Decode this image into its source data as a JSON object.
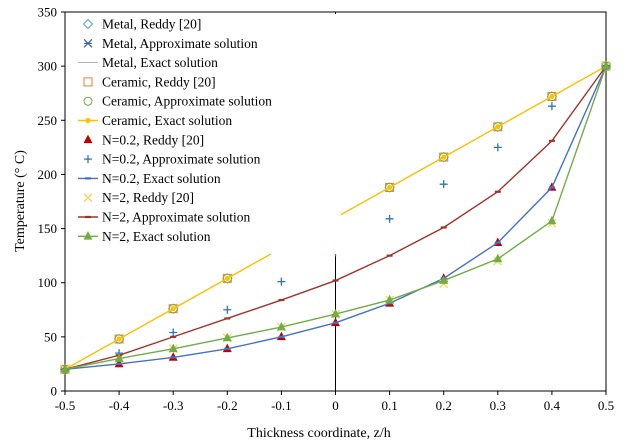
{
  "chart_data": {
    "type": "line",
    "title": "",
    "xlabel": "Thickness coordinate, z/h",
    "ylabel": "Temperature (° C)",
    "xlim": [
      -0.5,
      0.5
    ],
    "ylim": [
      0,
      350
    ],
    "x_ticks": [
      "-0.5",
      "-0.4",
      "-0.3",
      "-0.2",
      "-0.1",
      "0",
      "0.1",
      "0.2",
      "0.3",
      "0.4",
      "0.5"
    ],
    "y_ticks": [
      "0",
      "50",
      "100",
      "150",
      "200",
      "250",
      "300",
      "350"
    ],
    "grid": false,
    "legend_position": "top-left",
    "x": [
      -0.5,
      -0.4,
      -0.3,
      -0.2,
      -0.1,
      0,
      0.1,
      0.2,
      0.3,
      0.4,
      0.5
    ],
    "series": [
      {
        "name": "Metal, Reddy [20]",
        "color": "#5b9bd5",
        "marker": "diamond-open",
        "line": false,
        "values": [
          20,
          48,
          76,
          104,
          132,
          160,
          188,
          216,
          244,
          272,
          300
        ]
      },
      {
        "name": "Metal, Approximate solution",
        "color": "#3f5fa0",
        "marker": "star",
        "line": false,
        "values": [
          20,
          48,
          76,
          104,
          132,
          160,
          188,
          216,
          244,
          272,
          300
        ]
      },
      {
        "name": "Metal, Exact solution",
        "color": "#a5a5a5",
        "marker": "none",
        "line": true,
        "values": [
          20,
          48,
          76,
          104,
          132,
          160,
          188,
          216,
          244,
          272,
          300
        ]
      },
      {
        "name": "Ceramic, Reddy [20]",
        "color": "#ed7d31",
        "marker": "square-open",
        "line": false,
        "values": [
          20,
          48,
          76,
          104,
          132,
          160,
          188,
          216,
          244,
          272,
          300
        ]
      },
      {
        "name": "Ceramic, Approximate solution",
        "color": "#70ad47",
        "marker": "circle-open",
        "line": false,
        "values": [
          20,
          48,
          76,
          104,
          132,
          160,
          188,
          216,
          244,
          272,
          300
        ]
      },
      {
        "name": "Ceramic, Exact solution",
        "color": "#ffc000",
        "marker": "dot",
        "line": true,
        "values": [
          20,
          48,
          76,
          104,
          132,
          160,
          188,
          216,
          244,
          272,
          300
        ]
      },
      {
        "name": "N=0.2, Reddy [20]",
        "color": "#c00000",
        "marker": "triangle",
        "line": false,
        "values": [
          20,
          25,
          31,
          39,
          50,
          63,
          81,
          104,
          137,
          188,
          300
        ]
      },
      {
        "name": "N=0.2, Approximate solution",
        "color": "#2e75b6",
        "marker": "plus",
        "line": false,
        "values": [
          20,
          35,
          54,
          75,
          101,
          128,
          159,
          191,
          225,
          263,
          300
        ]
      },
      {
        "name": "N=0.2, Exact solution",
        "color": "#4472c4",
        "marker": "dash",
        "line": true,
        "values": [
          20,
          25,
          31,
          39,
          50,
          63,
          81,
          104,
          137,
          188,
          300
        ]
      },
      {
        "name": "N=2, Reddy [20]",
        "color": "#ffd24d",
        "marker": "x",
        "line": false,
        "values": [
          20,
          30,
          39,
          49,
          59,
          71,
          84,
          99,
          120,
          155,
          300
        ]
      },
      {
        "name": "N=2, Approximate solution",
        "color": "#a0342a",
        "marker": "dash",
        "line": true,
        "values": [
          20,
          33,
          50,
          67,
          84,
          102,
          125,
          151,
          184,
          231,
          300
        ]
      },
      {
        "name": "N=2, Exact solution",
        "color": "#70ad47",
        "marker": "triangle",
        "line": true,
        "values": [
          20,
          30,
          39,
          49,
          59,
          71,
          84,
          102,
          122,
          157,
          300
        ]
      }
    ]
  }
}
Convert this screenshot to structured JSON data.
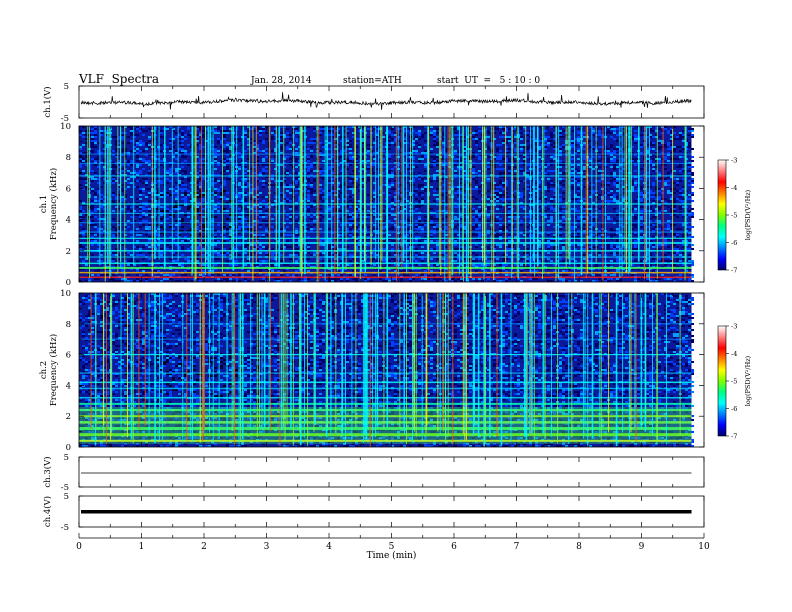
{
  "header": {
    "title": "VLF  Spectra",
    "date": "Jan. 28, 2014",
    "station": "station=ATH",
    "start": "start  UT  =   5 : 10 : 0"
  },
  "chart_data": [
    {
      "type": "line",
      "id": "ch1-waveform",
      "ylabel": "ch.1(V)",
      "ylim": [
        -5,
        5
      ],
      "yticks": [
        "5",
        "-5"
      ],
      "baseline": 0,
      "x_range_min": [
        0,
        9.8
      ]
    },
    {
      "type": "heatmap",
      "id": "ch1-spectrogram",
      "ylabel": "ch.1\nFrequency  (kHz)",
      "ylabel_lines": [
        "ch.1",
        "Frequency  (kHz)"
      ],
      "ylim": [
        0,
        10
      ],
      "yticks": [
        "0",
        "2",
        "4",
        "6",
        "8",
        "10"
      ],
      "colorbar": {
        "label": "log(PSD(V²/Hz)",
        "range": [
          -7,
          -3
        ],
        "ticks": [
          "-7",
          "-6",
          "-5",
          "-4",
          "-3"
        ]
      }
    },
    {
      "type": "heatmap",
      "id": "ch2-spectrogram",
      "ylabel_lines": [
        "ch.2",
        "Frequency  (kHz)"
      ],
      "ylim": [
        0,
        10
      ],
      "yticks": [
        "0",
        "2",
        "4",
        "6",
        "8",
        "10"
      ],
      "colorbar": {
        "label": "log(PSD(V²/Hz)",
        "range": [
          -7,
          -3
        ],
        "ticks": [
          "-7",
          "-6",
          "-5",
          "-4",
          "-3"
        ]
      }
    },
    {
      "type": "line",
      "id": "ch3-waveform",
      "ylabel": "ch.3(V)",
      "ylim": [
        -5,
        5
      ],
      "yticks": [
        "5",
        "-5"
      ],
      "baseline": 0
    },
    {
      "type": "line",
      "id": "ch4-waveform",
      "ylabel": "ch.4(V)",
      "ylim": [
        -5,
        5
      ],
      "yticks": [
        "5",
        "-5"
      ],
      "baseline": 0
    }
  ],
  "xaxis": {
    "label": "Time  (min)",
    "range": [
      0,
      10
    ],
    "ticks": [
      "0",
      "1",
      "2",
      "3",
      "4",
      "5",
      "6",
      "7",
      "8",
      "9",
      "10"
    ],
    "data_end": 9.8
  },
  "colormap": [
    "#000066",
    "#0000ff",
    "#0080ff",
    "#00ffff",
    "#00ff80",
    "#80ff00",
    "#ffff00",
    "#ff8000",
    "#ff0000",
    "#ff8080",
    "#ffffff"
  ]
}
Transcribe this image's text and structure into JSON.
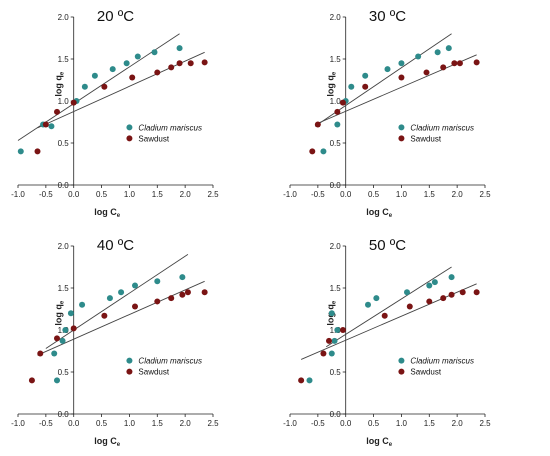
{
  "colors": {
    "cladium": "#2e8b8b",
    "sawdust": "#7a1414",
    "fit_line": "#444444",
    "axis": "#222222"
  },
  "chart_data": [
    {
      "type": "scatter",
      "title": "20 ºC",
      "xlabel": "log C",
      "xlabel_sub": "e",
      "ylabel": "log q",
      "ylabel_sub": "e",
      "xlim": [
        -1.0,
        2.5
      ],
      "ylim": [
        0.0,
        2.0
      ],
      "x_ticks": [
        "-1.0",
        "-0.5",
        "0.0",
        "0.5",
        "1.0",
        "1.5",
        "2.0",
        "2.5"
      ],
      "y_ticks": [
        "0.0",
        "0.5",
        "1.0",
        "1.5",
        "2.0"
      ],
      "legend_position": "right-center",
      "series": [
        {
          "name": "Cladium mariscus",
          "color": "#2e8b8b",
          "points": [
            [
              -0.95,
              0.4
            ],
            [
              -0.55,
              0.72
            ],
            [
              -0.4,
              0.7
            ],
            [
              0.05,
              1.0
            ],
            [
              0.2,
              1.17
            ],
            [
              0.38,
              1.3
            ],
            [
              0.7,
              1.38
            ],
            [
              0.95,
              1.45
            ],
            [
              1.15,
              1.53
            ],
            [
              1.45,
              1.58
            ],
            [
              1.9,
              1.63
            ]
          ],
          "fit": [
            [
              -1.0,
              0.53
            ],
            [
              1.9,
              1.8
            ]
          ]
        },
        {
          "name": "Sawdust",
          "color": "#7a1414",
          "points": [
            [
              -0.65,
              0.4
            ],
            [
              -0.5,
              0.72
            ],
            [
              -0.3,
              0.87
            ],
            [
              0.0,
              0.98
            ],
            [
              0.55,
              1.17
            ],
            [
              1.05,
              1.28
            ],
            [
              1.5,
              1.34
            ],
            [
              1.75,
              1.4
            ],
            [
              1.9,
              1.45
            ],
            [
              2.1,
              1.45
            ],
            [
              2.35,
              1.46
            ]
          ],
          "fit": [
            [
              -0.65,
              0.68
            ],
            [
              2.35,
              1.58
            ]
          ]
        }
      ]
    },
    {
      "type": "scatter",
      "title": "30 ºC",
      "xlabel": "log C",
      "xlabel_sub": "e",
      "ylabel": "log q",
      "ylabel_sub": "e",
      "xlim": [
        -1.0,
        2.5
      ],
      "ylim": [
        0.0,
        2.0
      ],
      "x_ticks": [
        "-1.0",
        "-0.5",
        "0.0",
        "0.5",
        "1.0",
        "1.5",
        "2.0",
        "2.5"
      ],
      "y_ticks": [
        "0.0",
        "0.5",
        "1.0",
        "1.5",
        "2.0"
      ],
      "legend_position": "right-center",
      "series": [
        {
          "name": "Cladium mariscus",
          "color": "#2e8b8b",
          "points": [
            [
              -0.4,
              0.4
            ],
            [
              -0.15,
              0.72
            ],
            [
              0.0,
              1.0
            ],
            [
              0.1,
              1.17
            ],
            [
              0.35,
              1.3
            ],
            [
              0.75,
              1.38
            ],
            [
              1.0,
              1.45
            ],
            [
              1.3,
              1.53
            ],
            [
              1.65,
              1.58
            ],
            [
              1.85,
              1.63
            ]
          ],
          "fit": [
            [
              -0.55,
              0.7
            ],
            [
              1.9,
              1.8
            ]
          ]
        },
        {
          "name": "Sawdust",
          "color": "#7a1414",
          "points": [
            [
              -0.6,
              0.4
            ],
            [
              -0.5,
              0.72
            ],
            [
              -0.15,
              0.87
            ],
            [
              -0.05,
              0.98
            ],
            [
              0.35,
              1.17
            ],
            [
              1.0,
              1.28
            ],
            [
              1.45,
              1.34
            ],
            [
              1.75,
              1.4
            ],
            [
              1.95,
              1.45
            ],
            [
              2.05,
              1.45
            ],
            [
              2.35,
              1.46
            ]
          ],
          "fit": [
            [
              -0.55,
              0.72
            ],
            [
              2.35,
              1.55
            ]
          ]
        }
      ]
    },
    {
      "type": "scatter",
      "title": "40 ºC",
      "xlabel": "log C",
      "xlabel_sub": "e",
      "ylabel": "log q",
      "ylabel_sub": "e",
      "xlim": [
        -1.0,
        2.5
      ],
      "ylim": [
        0.0,
        2.0
      ],
      "x_ticks": [
        "-1.0",
        "-0.5",
        "0.0",
        "0.5",
        "1.0",
        "1.5",
        "2.0",
        "2.5"
      ],
      "y_ticks": [
        "0.0",
        "0.5",
        "1.0",
        "1.5",
        "2.0"
      ],
      "legend_position": "right-bottom",
      "series": [
        {
          "name": "Cladium mariscus",
          "color": "#2e8b8b",
          "points": [
            [
              -0.3,
              0.4
            ],
            [
              -0.35,
              0.72
            ],
            [
              -0.2,
              0.87
            ],
            [
              -0.15,
              1.0
            ],
            [
              -0.05,
              1.2
            ],
            [
              0.15,
              1.3
            ],
            [
              0.65,
              1.38
            ],
            [
              0.85,
              1.45
            ],
            [
              1.1,
              1.53
            ],
            [
              1.5,
              1.58
            ],
            [
              1.95,
              1.63
            ]
          ],
          "fit": [
            [
              -0.5,
              0.78
            ],
            [
              2.05,
              1.9
            ]
          ]
        },
        {
          "name": "Sawdust",
          "color": "#7a1414",
          "points": [
            [
              -0.75,
              0.4
            ],
            [
              -0.6,
              0.72
            ],
            [
              -0.3,
              0.9
            ],
            [
              0.0,
              1.02
            ],
            [
              0.55,
              1.17
            ],
            [
              1.1,
              1.28
            ],
            [
              1.5,
              1.34
            ],
            [
              1.75,
              1.38
            ],
            [
              1.95,
              1.42
            ],
            [
              2.05,
              1.45
            ],
            [
              2.35,
              1.45
            ]
          ],
          "fit": [
            [
              -0.65,
              0.7
            ],
            [
              2.35,
              1.58
            ]
          ]
        }
      ]
    },
    {
      "type": "scatter",
      "title": "50 ºC",
      "xlabel": "log C",
      "xlabel_sub": "e",
      "ylabel": "log q",
      "ylabel_sub": "e",
      "xlim": [
        -1.0,
        2.5
      ],
      "ylim": [
        0.0,
        2.0
      ],
      "x_ticks": [
        "-1.0",
        "-0.5",
        "0.0",
        "0.5",
        "1.0",
        "1.5",
        "2.0",
        "2.5"
      ],
      "y_ticks": [
        "0.0",
        "0.5",
        "1.0",
        "1.5",
        "2.0"
      ],
      "legend_position": "right-bottom",
      "series": [
        {
          "name": "Cladium mariscus",
          "color": "#2e8b8b",
          "points": [
            [
              -0.65,
              0.4
            ],
            [
              -0.25,
              0.72
            ],
            [
              -0.2,
              0.87
            ],
            [
              -0.15,
              1.0
            ],
            [
              -0.25,
              1.2
            ],
            [
              0.4,
              1.3
            ],
            [
              0.55,
              1.38
            ],
            [
              1.1,
              1.45
            ],
            [
              1.5,
              1.53
            ],
            [
              1.6,
              1.57
            ],
            [
              1.9,
              1.63
            ]
          ],
          "fit": [
            [
              -0.35,
              0.8
            ],
            [
              1.9,
              1.75
            ]
          ]
        },
        {
          "name": "Sawdust",
          "color": "#7a1414",
          "points": [
            [
              -0.8,
              0.4
            ],
            [
              -0.4,
              0.72
            ],
            [
              -0.3,
              0.87
            ],
            [
              -0.05,
              1.0
            ],
            [
              0.7,
              1.17
            ],
            [
              1.15,
              1.28
            ],
            [
              1.5,
              1.34
            ],
            [
              1.75,
              1.38
            ],
            [
              1.9,
              1.42
            ],
            [
              2.1,
              1.45
            ],
            [
              2.35,
              1.45
            ]
          ],
          "fit": [
            [
              -0.8,
              0.65
            ],
            [
              2.35,
              1.55
            ]
          ]
        }
      ]
    }
  ]
}
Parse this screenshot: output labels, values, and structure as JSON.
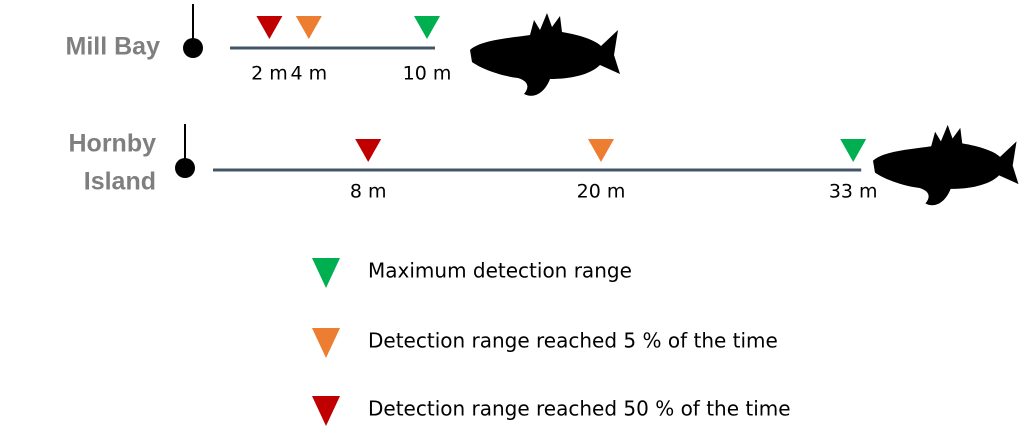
{
  "sites": [
    {
      "name_lines": [
        "Mill Bay"
      ],
      "markers": [
        {
          "value": 2,
          "label": "2 m",
          "color": "#c00000"
        },
        {
          "value": 4,
          "label": "4 m",
          "color": "#ed7d31"
        },
        {
          "value": 10,
          "label": "10 m",
          "color": "#00b050"
        }
      ]
    },
    {
      "name_lines": [
        "Hornby",
        "Island"
      ],
      "markers": [
        {
          "value": 8,
          "label": "8 m",
          "color": "#c00000"
        },
        {
          "value": 20,
          "label": "20 m",
          "color": "#ed7d31"
        },
        {
          "value": 33,
          "label": "33 m",
          "color": "#00b050"
        }
      ]
    }
  ],
  "legend": [
    {
      "label": "Maximum detection range",
      "color": "#00b050"
    },
    {
      "label": "Detection range reached 5 % of the time",
      "color": "#ed7d31"
    },
    {
      "label": "Detection range reached 50 % of the time",
      "color": "#c00000"
    }
  ]
}
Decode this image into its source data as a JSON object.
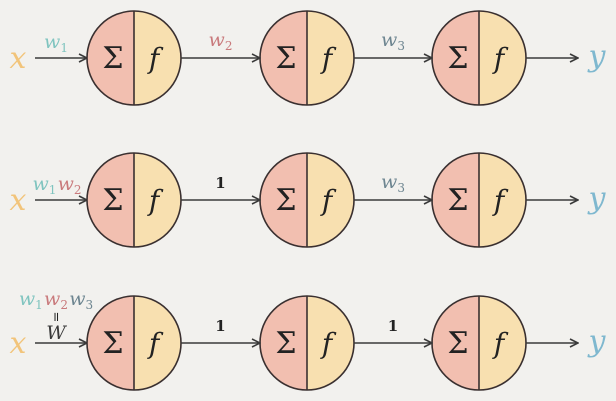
{
  "diagram": {
    "symbols": {
      "sum": "Σ",
      "activation": "f"
    },
    "input_label": "x",
    "output_label": "y",
    "rows": [
      {
        "input_weight": [
          {
            "base": "w",
            "sub": "1",
            "color": "teal"
          }
        ],
        "link_1": [
          {
            "base": "w",
            "sub": "2",
            "color": "red"
          }
        ],
        "link_2": [
          {
            "base": "w",
            "sub": "3",
            "color": "slate"
          }
        ]
      },
      {
        "input_weight": [
          {
            "base": "w",
            "sub": "1",
            "color": "teal"
          },
          {
            "base": "w",
            "sub": "2",
            "color": "red"
          }
        ],
        "link_1": "1",
        "link_2": [
          {
            "base": "w",
            "sub": "3",
            "color": "slate"
          }
        ]
      },
      {
        "input_weight": [
          {
            "base": "w",
            "sub": "1",
            "color": "teal"
          },
          {
            "base": "w",
            "sub": "2",
            "color": "red"
          },
          {
            "base": "w",
            "sub": "3",
            "color": "slate"
          }
        ],
        "equals_sign": "=",
        "combined_weight": "W",
        "link_1": "1",
        "link_2": "1"
      }
    ]
  }
}
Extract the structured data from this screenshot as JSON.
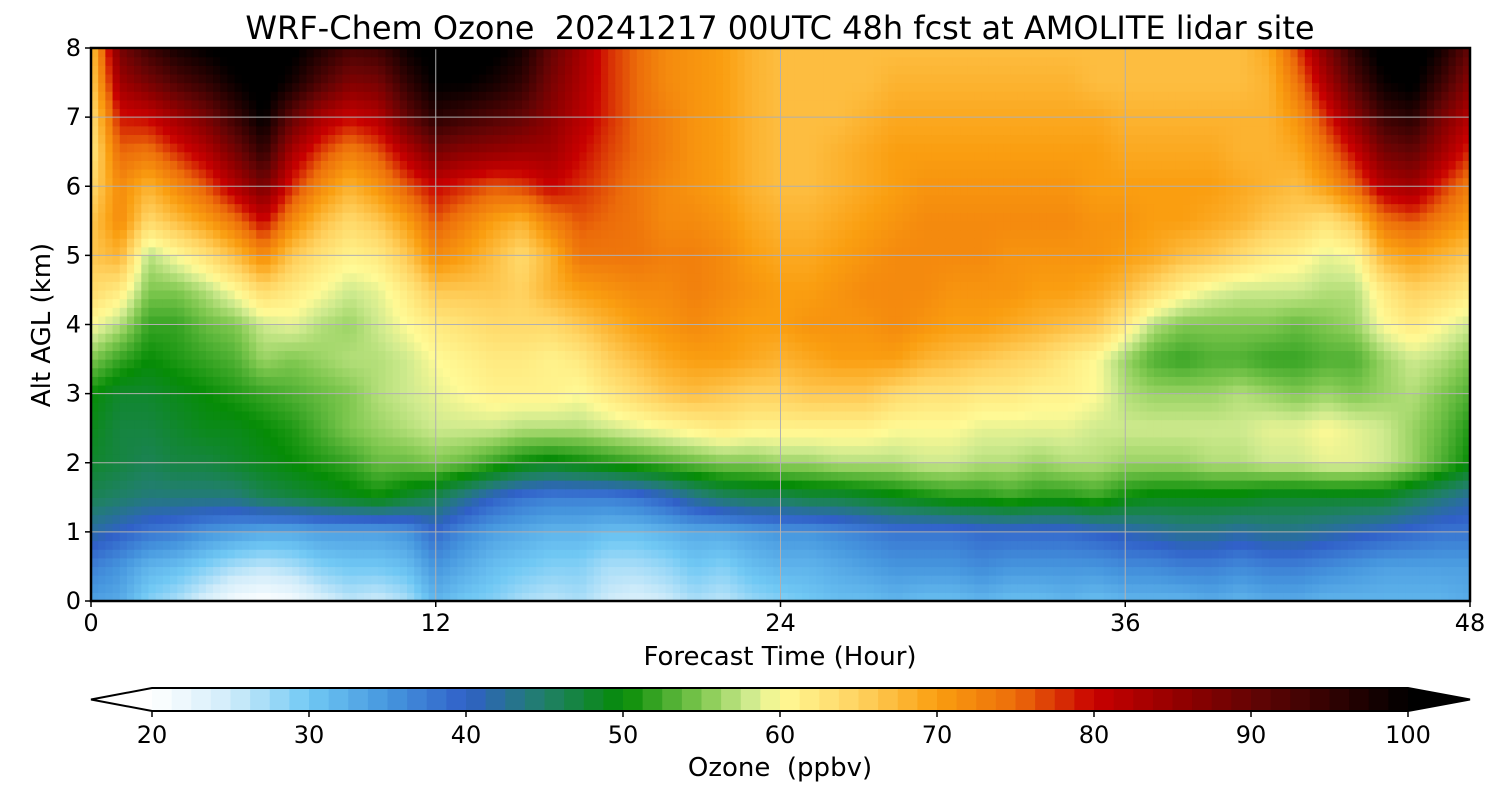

Aim:
Whenever "waveform" turns up in a line, pick that line out.

Reply:
      "id": "ch1-waveform",
      "id": "ch3-waveform",
      "id": "ch4-waveform",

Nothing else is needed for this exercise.